__The request__:
The entries below are to be written out again without alteration.
══ Data for the task ══
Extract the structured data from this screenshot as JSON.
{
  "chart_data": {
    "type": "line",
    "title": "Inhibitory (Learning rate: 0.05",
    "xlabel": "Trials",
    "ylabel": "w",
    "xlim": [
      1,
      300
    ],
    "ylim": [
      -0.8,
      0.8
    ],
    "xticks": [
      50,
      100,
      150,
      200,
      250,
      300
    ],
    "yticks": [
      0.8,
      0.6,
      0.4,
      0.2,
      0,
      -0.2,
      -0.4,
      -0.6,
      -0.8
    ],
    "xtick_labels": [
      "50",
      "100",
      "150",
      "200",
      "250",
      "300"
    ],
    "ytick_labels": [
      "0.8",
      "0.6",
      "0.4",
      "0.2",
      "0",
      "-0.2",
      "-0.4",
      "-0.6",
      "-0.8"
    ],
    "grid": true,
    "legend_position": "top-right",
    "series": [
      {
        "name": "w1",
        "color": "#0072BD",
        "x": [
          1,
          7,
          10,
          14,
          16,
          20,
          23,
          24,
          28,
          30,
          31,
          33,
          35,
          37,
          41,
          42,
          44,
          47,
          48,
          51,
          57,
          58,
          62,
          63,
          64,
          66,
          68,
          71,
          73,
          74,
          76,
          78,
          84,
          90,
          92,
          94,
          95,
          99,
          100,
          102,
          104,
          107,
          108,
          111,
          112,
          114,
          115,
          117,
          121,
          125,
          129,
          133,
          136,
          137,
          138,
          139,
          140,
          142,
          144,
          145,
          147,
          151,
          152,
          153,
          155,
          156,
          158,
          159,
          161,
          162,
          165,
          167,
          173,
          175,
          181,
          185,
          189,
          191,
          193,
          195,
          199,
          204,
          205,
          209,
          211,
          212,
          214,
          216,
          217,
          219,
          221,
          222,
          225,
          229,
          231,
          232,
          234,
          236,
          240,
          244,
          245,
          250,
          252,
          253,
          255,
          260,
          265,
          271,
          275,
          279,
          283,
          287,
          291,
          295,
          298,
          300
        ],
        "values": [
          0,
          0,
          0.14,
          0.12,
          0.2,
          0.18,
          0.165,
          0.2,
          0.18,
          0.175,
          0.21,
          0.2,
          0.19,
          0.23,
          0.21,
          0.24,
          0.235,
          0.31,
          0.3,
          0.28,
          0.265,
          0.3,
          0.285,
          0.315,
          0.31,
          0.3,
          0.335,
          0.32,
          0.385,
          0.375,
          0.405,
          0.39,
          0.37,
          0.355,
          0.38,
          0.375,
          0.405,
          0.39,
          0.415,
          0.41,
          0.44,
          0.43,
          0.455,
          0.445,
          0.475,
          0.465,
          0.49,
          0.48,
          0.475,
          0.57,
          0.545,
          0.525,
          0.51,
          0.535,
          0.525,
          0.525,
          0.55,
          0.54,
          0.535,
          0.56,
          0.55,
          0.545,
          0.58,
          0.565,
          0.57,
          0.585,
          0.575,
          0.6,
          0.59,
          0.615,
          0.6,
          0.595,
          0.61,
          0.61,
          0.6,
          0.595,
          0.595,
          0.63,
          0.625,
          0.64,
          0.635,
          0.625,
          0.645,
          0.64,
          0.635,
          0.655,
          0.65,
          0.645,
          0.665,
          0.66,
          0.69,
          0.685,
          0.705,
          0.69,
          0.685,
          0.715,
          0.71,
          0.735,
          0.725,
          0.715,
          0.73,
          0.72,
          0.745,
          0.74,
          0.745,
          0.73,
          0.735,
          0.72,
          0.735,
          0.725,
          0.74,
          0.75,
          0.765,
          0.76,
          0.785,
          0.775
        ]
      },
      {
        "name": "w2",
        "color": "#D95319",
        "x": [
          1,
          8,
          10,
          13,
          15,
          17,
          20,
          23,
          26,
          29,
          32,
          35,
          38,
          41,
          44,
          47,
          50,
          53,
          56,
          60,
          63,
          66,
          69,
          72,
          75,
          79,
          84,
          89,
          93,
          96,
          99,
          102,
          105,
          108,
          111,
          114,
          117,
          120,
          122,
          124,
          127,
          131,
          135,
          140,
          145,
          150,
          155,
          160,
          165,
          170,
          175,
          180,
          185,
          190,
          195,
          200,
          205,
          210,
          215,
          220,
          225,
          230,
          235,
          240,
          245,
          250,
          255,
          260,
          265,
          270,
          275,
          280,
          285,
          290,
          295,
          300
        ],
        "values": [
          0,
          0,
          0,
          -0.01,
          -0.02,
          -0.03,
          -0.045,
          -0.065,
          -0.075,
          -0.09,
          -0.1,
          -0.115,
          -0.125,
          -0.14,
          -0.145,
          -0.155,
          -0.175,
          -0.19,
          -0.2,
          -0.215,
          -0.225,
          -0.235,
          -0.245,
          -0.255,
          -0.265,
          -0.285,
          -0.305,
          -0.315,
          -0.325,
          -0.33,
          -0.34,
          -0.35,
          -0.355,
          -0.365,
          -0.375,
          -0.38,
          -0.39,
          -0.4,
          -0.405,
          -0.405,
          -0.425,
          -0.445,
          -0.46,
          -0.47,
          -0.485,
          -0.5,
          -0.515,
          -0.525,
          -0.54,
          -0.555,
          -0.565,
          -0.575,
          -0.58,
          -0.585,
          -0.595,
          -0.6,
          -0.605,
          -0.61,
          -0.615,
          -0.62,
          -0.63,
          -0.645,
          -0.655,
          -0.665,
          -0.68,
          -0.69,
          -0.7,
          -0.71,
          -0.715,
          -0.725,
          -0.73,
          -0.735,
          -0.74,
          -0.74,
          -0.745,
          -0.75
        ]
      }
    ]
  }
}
═══
__Result of this exercise__:
Extract the structured data from this screenshot as JSON.
{
  "chart_data": {
    "type": "line",
    "title": "Inhibitory (Learning rate: 0.05",
    "xlabel": "Trials",
    "ylabel": "w",
    "xlim": [
      1,
      300
    ],
    "ylim": [
      -0.8,
      0.8
    ],
    "xticks": [
      50,
      100,
      150,
      200,
      250,
      300
    ],
    "yticks": [
      0.8,
      0.6,
      0.4,
      0.2,
      0,
      -0.2,
      -0.4,
      -0.6,
      -0.8
    ],
    "xtick_labels": [
      "50",
      "100",
      "150",
      "200",
      "250",
      "300"
    ],
    "ytick_labels": [
      "0.8",
      "0.6",
      "0.4",
      "0.2",
      "0",
      "-0.2",
      "-0.4",
      "-0.6",
      "-0.8"
    ],
    "grid": true,
    "legend_position": "top-right",
    "series": [
      {
        "name": "w1",
        "color": "#0072BD",
        "x": [
          1,
          7,
          10,
          14,
          16,
          20,
          23,
          24,
          28,
          30,
          31,
          33,
          35,
          37,
          41,
          42,
          44,
          47,
          48,
          51,
          57,
          58,
          62,
          63,
          64,
          66,
          68,
          71,
          73,
          74,
          76,
          78,
          84,
          90,
          92,
          94,
          95,
          99,
          100,
          102,
          104,
          107,
          108,
          111,
          112,
          114,
          115,
          117,
          121,
          125,
          129,
          133,
          136,
          137,
          138,
          139,
          140,
          142,
          144,
          145,
          147,
          151,
          152,
          153,
          155,
          156,
          158,
          159,
          161,
          162,
          165,
          167,
          173,
          175,
          181,
          185,
          189,
          191,
          193,
          195,
          199,
          204,
          205,
          209,
          211,
          212,
          214,
          216,
          217,
          219,
          221,
          222,
          225,
          229,
          231,
          232,
          234,
          236,
          240,
          244,
          245,
          250,
          252,
          253,
          255,
          260,
          265,
          271,
          275,
          279,
          283,
          287,
          291,
          295,
          298,
          300
        ],
        "values": [
          0,
          0,
          0.14,
          0.12,
          0.2,
          0.18,
          0.165,
          0.2,
          0.18,
          0.175,
          0.21,
          0.2,
          0.19,
          0.23,
          0.21,
          0.24,
          0.235,
          0.31,
          0.3,
          0.28,
          0.265,
          0.3,
          0.285,
          0.315,
          0.31,
          0.3,
          0.335,
          0.32,
          0.385,
          0.375,
          0.405,
          0.39,
          0.37,
          0.355,
          0.38,
          0.375,
          0.405,
          0.39,
          0.415,
          0.41,
          0.44,
          0.43,
          0.455,
          0.445,
          0.475,
          0.465,
          0.49,
          0.48,
          0.475,
          0.57,
          0.545,
          0.525,
          0.51,
          0.535,
          0.525,
          0.525,
          0.55,
          0.54,
          0.535,
          0.56,
          0.55,
          0.545,
          0.58,
          0.565,
          0.57,
          0.585,
          0.575,
          0.6,
          0.59,
          0.615,
          0.6,
          0.595,
          0.61,
          0.61,
          0.6,
          0.595,
          0.595,
          0.63,
          0.625,
          0.64,
          0.635,
          0.625,
          0.645,
          0.64,
          0.635,
          0.655,
          0.65,
          0.645,
          0.665,
          0.66,
          0.69,
          0.685,
          0.705,
          0.69,
          0.685,
          0.715,
          0.71,
          0.735,
          0.725,
          0.715,
          0.73,
          0.72,
          0.745,
          0.74,
          0.745,
          0.73,
          0.735,
          0.72,
          0.735,
          0.725,
          0.74,
          0.75,
          0.765,
          0.76,
          0.785,
          0.775
        ]
      },
      {
        "name": "w2",
        "color": "#D95319",
        "x": [
          1,
          8,
          10,
          13,
          15,
          17,
          20,
          23,
          26,
          29,
          32,
          35,
          38,
          41,
          44,
          47,
          50,
          53,
          56,
          60,
          63,
          66,
          69,
          72,
          75,
          79,
          84,
          89,
          93,
          96,
          99,
          102,
          105,
          108,
          111,
          114,
          117,
          120,
          122,
          124,
          127,
          131,
          135,
          140,
          145,
          150,
          155,
          160,
          165,
          170,
          175,
          180,
          185,
          190,
          195,
          200,
          205,
          210,
          215,
          220,
          225,
          230,
          235,
          240,
          245,
          250,
          255,
          260,
          265,
          270,
          275,
          280,
          285,
          290,
          295,
          300
        ],
        "values": [
          0,
          0,
          0,
          -0.01,
          -0.02,
          -0.03,
          -0.045,
          -0.065,
          -0.075,
          -0.09,
          -0.1,
          -0.115,
          -0.125,
          -0.14,
          -0.145,
          -0.155,
          -0.175,
          -0.19,
          -0.2,
          -0.215,
          -0.225,
          -0.235,
          -0.245,
          -0.255,
          -0.265,
          -0.285,
          -0.305,
          -0.315,
          -0.325,
          -0.33,
          -0.34,
          -0.35,
          -0.355,
          -0.365,
          -0.375,
          -0.38,
          -0.39,
          -0.4,
          -0.405,
          -0.405,
          -0.425,
          -0.445,
          -0.46,
          -0.47,
          -0.485,
          -0.5,
          -0.515,
          -0.525,
          -0.54,
          -0.555,
          -0.565,
          -0.575,
          -0.58,
          -0.585,
          -0.595,
          -0.6,
          -0.605,
          -0.61,
          -0.615,
          -0.62,
          -0.63,
          -0.645,
          -0.655,
          -0.665,
          -0.68,
          -0.69,
          -0.7,
          -0.71,
          -0.715,
          -0.725,
          -0.73,
          -0.735,
          -0.74,
          -0.74,
          -0.745,
          -0.75
        ]
      }
    ]
  }
}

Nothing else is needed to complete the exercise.